• [What you need to do] Determine how many lines in the data below contain "color" and write only that number.

• [Material for the task]
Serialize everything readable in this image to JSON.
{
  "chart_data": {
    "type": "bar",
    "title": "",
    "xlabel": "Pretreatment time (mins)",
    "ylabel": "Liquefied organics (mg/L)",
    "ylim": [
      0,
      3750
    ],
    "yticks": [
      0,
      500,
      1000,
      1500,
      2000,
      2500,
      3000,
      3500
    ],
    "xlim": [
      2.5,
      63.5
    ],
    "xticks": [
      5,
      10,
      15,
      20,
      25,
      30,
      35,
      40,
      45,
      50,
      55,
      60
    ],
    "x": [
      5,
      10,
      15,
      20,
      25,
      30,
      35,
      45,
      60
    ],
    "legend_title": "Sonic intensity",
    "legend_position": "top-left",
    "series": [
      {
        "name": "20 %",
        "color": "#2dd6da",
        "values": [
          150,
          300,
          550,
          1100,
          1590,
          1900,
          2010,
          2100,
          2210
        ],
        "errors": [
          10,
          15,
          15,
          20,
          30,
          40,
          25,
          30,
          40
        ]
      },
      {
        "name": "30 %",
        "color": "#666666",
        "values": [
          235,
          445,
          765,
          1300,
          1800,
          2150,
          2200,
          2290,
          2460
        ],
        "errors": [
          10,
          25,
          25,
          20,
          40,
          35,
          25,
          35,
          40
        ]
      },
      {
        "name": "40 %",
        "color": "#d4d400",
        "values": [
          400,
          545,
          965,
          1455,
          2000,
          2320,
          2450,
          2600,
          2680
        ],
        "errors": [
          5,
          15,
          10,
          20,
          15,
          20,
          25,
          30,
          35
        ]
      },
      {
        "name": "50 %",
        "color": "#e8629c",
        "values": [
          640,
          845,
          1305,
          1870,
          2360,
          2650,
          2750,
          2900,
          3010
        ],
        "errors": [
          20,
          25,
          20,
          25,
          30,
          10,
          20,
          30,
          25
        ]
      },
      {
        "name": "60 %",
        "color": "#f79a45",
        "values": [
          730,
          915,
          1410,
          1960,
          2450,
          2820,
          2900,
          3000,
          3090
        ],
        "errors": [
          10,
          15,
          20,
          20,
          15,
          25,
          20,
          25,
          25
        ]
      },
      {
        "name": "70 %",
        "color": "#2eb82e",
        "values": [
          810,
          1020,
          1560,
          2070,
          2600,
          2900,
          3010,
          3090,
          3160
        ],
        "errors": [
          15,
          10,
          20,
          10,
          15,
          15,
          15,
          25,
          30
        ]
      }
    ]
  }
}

• [Written reply] 6